━━━ INPUT FOR THIS TASK

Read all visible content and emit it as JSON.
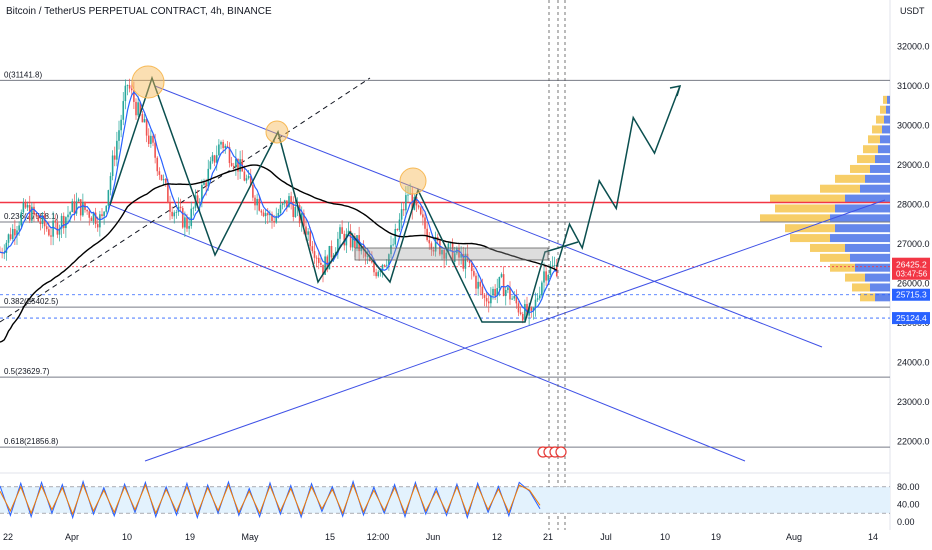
{
  "header": {
    "title": "Bitcoin / TetherUS PERPETUAL CONTRACT, 4h, BINANCE"
  },
  "price_axis": {
    "unit": "USDT"
  },
  "colors": {
    "fib_line": "#787b86",
    "fib_text": "#131722",
    "channel": "#3f51e6",
    "pattern": "#0b4f4f",
    "ma": "#000000",
    "fast_ma": "#2962ff",
    "resistance": "#f23645",
    "price_badge": "#f23645",
    "level_badge": "#2962ff",
    "candle_up": "#26a69a",
    "candle_down": "#ef5350",
    "circle": "#f7b955",
    "vp_up": "#f5c242",
    "vp_down": "#4a72e8",
    "stoch_k": "#2962ff",
    "stoch_d": "#f57c00",
    "stoch_band": "#e3f2fd"
  },
  "chart_data": [
    {
      "type": "candlestick",
      "title": "Bitcoin / TetherUS PERPETUAL CONTRACT, 4h, BINANCE",
      "ylabel": "USDT",
      "ylim": [
        21500,
        32500
      ],
      "y_ticks": [
        22000,
        23000,
        24000,
        25000,
        26000,
        27000,
        28000,
        29000,
        30000,
        31000,
        32000
      ],
      "x_tick_labels": [
        "22",
        "Apr",
        "10",
        "19",
        "May",
        "15",
        "12:00",
        "Jun",
        "12",
        "21",
        "Jul",
        "10",
        "19",
        "Aug",
        "14"
      ],
      "fib_levels": [
        {
          "label": "0(31141.8)",
          "value": 31141.8
        },
        {
          "label": "0.236(27558.1)",
          "value": 27558.1
        },
        {
          "label": "0.382(25402.5)",
          "value": 25402.5
        },
        {
          "label": "0.5(23629.7)",
          "value": 23629.7
        },
        {
          "label": "0.618(21856.8)",
          "value": 21856.8
        }
      ],
      "price_labels": [
        {
          "label": "26425.2",
          "sub": "03:47:56",
          "value": 26425.2
        },
        {
          "label": "25715.3",
          "value": 25715.3
        },
        {
          "label": "25124.4",
          "value": 25124.4
        }
      ],
      "resistance_level": 28050,
      "price_path": [
        [
          0,
          26800
        ],
        [
          6,
          27900
        ],
        [
          12,
          27300
        ],
        [
          18,
          28000
        ],
        [
          24,
          27600
        ],
        [
          30,
          31050
        ],
        [
          33,
          30200
        ],
        [
          36,
          29400
        ],
        [
          40,
          28000
        ],
        [
          44,
          27500
        ],
        [
          48,
          28500
        ],
        [
          52,
          29600
        ],
        [
          56,
          29000
        ],
        [
          60,
          28200
        ],
        [
          64,
          27600
        ],
        [
          68,
          28100
        ],
        [
          72,
          27400
        ],
        [
          76,
          26400
        ],
        [
          80,
          27200
        ],
        [
          84,
          27000
        ],
        [
          88,
          26300
        ],
        [
          92,
          26800
        ],
        [
          96,
          28300
        ],
        [
          99,
          27600
        ],
        [
          102,
          27000
        ],
        [
          106,
          26800
        ],
        [
          110,
          26500
        ],
        [
          114,
          25600
        ],
        [
          118,
          26000
        ],
        [
          122,
          25400
        ],
        [
          125,
          25100
        ],
        [
          128,
          26300
        ],
        [
          131,
          26425
        ]
      ],
      "projection": [
        [
          131,
          26425
        ],
        [
          134,
          27500
        ],
        [
          137,
          26900
        ],
        [
          141,
          28600
        ],
        [
          145,
          27900
        ],
        [
          149,
          30200
        ],
        [
          154,
          29300
        ],
        [
          160,
          31000
        ]
      ]
    },
    {
      "type": "line",
      "title": "",
      "ylim": [
        0,
        100
      ],
      "y_ticks": [
        0,
        40,
        80
      ],
      "y_tick_labels": [
        "0.00",
        "40.00",
        "80.00"
      ],
      "band": [
        20,
        80
      ],
      "series": [
        {
          "values": [
            82,
            15,
            88,
            12,
            90,
            20,
            85,
            10,
            92,
            18,
            78,
            14,
            86,
            22,
            90,
            12,
            80,
            16,
            88,
            10,
            84,
            20,
            91,
            15,
            76,
            12,
            89,
            18,
            83,
            11,
            87,
            24,
            80,
            13,
            92,
            16,
            79,
            20,
            85,
            12,
            90,
            18,
            77,
            15,
            86,
            10,
            88,
            22,
            81,
            14,
            90,
            70,
            30
          ]
        },
        {
          "values": [
            70,
            25,
            80,
            20,
            82,
            28,
            78,
            18,
            85,
            25,
            72,
            22,
            80,
            28,
            84,
            20,
            74,
            24,
            80,
            18,
            78,
            26,
            84,
            22,
            70,
            20,
            82,
            25,
            76,
            18,
            80,
            30,
            74,
            20,
            85,
            23,
            72,
            26,
            78,
            20,
            84,
            25,
            70,
            22,
            80,
            18,
            82,
            28,
            75,
            22,
            84,
            72,
            38
          ]
        }
      ]
    }
  ]
}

━━━━━━

Reply with nothing but a number: how many lines of the entries above contain the string "TetherUS"?

2